## START MATERIAL PROVIDED

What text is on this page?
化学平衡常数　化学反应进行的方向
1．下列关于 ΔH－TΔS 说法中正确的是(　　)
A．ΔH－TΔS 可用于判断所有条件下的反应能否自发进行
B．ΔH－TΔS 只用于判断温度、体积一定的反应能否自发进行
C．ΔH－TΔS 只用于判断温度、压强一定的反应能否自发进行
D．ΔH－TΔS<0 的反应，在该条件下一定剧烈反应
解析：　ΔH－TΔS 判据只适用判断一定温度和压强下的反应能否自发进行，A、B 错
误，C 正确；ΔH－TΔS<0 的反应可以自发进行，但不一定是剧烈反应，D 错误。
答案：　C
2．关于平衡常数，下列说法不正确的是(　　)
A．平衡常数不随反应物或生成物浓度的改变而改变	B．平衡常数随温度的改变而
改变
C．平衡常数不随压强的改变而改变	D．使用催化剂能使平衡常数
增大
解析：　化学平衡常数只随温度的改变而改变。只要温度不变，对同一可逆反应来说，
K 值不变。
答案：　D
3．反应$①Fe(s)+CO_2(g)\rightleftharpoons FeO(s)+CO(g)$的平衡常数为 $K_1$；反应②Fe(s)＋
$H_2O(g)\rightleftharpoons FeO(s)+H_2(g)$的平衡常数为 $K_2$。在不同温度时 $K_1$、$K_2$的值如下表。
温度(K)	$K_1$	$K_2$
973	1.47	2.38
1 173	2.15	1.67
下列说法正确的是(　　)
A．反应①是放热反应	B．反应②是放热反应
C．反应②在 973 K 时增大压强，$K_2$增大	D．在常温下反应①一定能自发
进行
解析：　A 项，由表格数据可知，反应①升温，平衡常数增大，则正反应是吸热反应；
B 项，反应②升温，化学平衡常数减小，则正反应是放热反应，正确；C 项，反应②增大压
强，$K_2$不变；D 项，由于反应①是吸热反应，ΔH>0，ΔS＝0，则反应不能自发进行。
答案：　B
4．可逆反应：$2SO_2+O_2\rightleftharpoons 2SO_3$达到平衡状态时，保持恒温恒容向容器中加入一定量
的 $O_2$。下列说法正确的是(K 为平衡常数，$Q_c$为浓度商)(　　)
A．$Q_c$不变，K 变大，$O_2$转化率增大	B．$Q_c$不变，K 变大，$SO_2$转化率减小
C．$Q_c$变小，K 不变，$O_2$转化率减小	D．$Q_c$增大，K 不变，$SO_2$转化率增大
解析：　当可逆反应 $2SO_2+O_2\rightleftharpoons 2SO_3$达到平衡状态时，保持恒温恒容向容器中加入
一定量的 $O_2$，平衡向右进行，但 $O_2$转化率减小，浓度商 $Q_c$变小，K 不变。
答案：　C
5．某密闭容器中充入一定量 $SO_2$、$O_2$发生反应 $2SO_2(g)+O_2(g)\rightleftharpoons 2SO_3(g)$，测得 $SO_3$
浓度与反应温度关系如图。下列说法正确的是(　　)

## END MATERIAL PROVIDED

**EXERCISE TASK:** Quote the listing in full, please, keeping every line exact.

**COMPLETED EXERCISE:**
What text is on this page?
化学平衡常数　化学反应进行的方向
1．下列关于 ΔH－TΔS 说法中正确的是(　　)
A．ΔH－TΔS 可用于判断所有条件下的反应能否自发进行
B．ΔH－TΔS 只用于判断温度、体积一定的反应能否自发进行
C．ΔH－TΔS 只用于判断温度、压强一定的反应能否自发进行
D．ΔH－TΔS<0 的反应，在该条件下一定剧烈反应
解析：　ΔH－TΔS 判据只适用判断一定温度和压强下的反应能否自发进行，A、B 错
误，C 正确；ΔH－TΔS<0 的反应可以自发进行，但不一定是剧烈反应，D 错误。
答案：　C
2．关于平衡常数，下列说法不正确的是(　　)
A．平衡常数不随反应物或生成物浓度的改变而改变	B．平衡常数随温度的改变而
改变
C．平衡常数不随压强的改变而改变	D．使用催化剂能使平衡常数
增大
解析：　化学平衡常数只随温度的改变而改变。只要温度不变，对同一可逆反应来说，
K 值不变。
答案：　D
3．反应$①Fe(s)+CO_2(g)\rightleftharpoons FeO(s)+CO(g)$的平衡常数为 $K_1$；反应②Fe(s)＋
$H_2O(g)\rightleftharpoons FeO(s)+H_2(g)$的平衡常数为 $K_2$。在不同温度时 $K_1$、$K_2$的值如下表。
温度(K)	$K_1$	$K_2$
973	1.47	2.38
1 173	2.15	1.67
下列说法正确的是(　　)
A．反应①是放热反应	B．反应②是放热反应
C．反应②在 973 K 时增大压强，$K_2$增大	D．在常温下反应①一定能自发
进行
解析：　A 项，由表格数据可知，反应①升温，平衡常数增大，则正反应是吸热反应；
B 项，反应②升温，化学平衡常数减小，则正反应是放热反应，正确；C 项，反应②增大压
强，$K_2$不变；D 项，由于反应①是吸热反应，ΔH>0，ΔS＝0，则反应不能自发进行。
答案：　B
4．可逆反应：$2SO_2+O_2\rightleftharpoons 2SO_3$达到平衡状态时，保持恒温恒容向容器中加入一定量
的 $O_2$。下列说法正确的是(K 为平衡常数，$Q_c$为浓度商)(　　)
A．$Q_c$不变，K 变大，$O_2$转化率增大	B．$Q_c$不变，K 变大，$SO_2$转化率减小
C．$Q_c$变小，K 不变，$O_2$转化率减小	D．$Q_c$增大，K 不变，$SO_2$转化率增大
解析：　当可逆反应 $2SO_2+O_2\rightleftharpoons 2SO_3$达到平衡状态时，保持恒温恒容向容器中加入
一定量的 $O_2$，平衡向右进行，但 $O_2$转化率减小，浓度商 $Q_c$变小，K 不变。
答案：　C
5．某密闭容器中充入一定量 $SO_2$、$O_2$发生反应 $2SO_2(g)+O_2(g)\rightleftharpoons 2SO_3(g)$，测得 $SO_3$
浓度与反应温度关系如图。下列说法正确的是(　　)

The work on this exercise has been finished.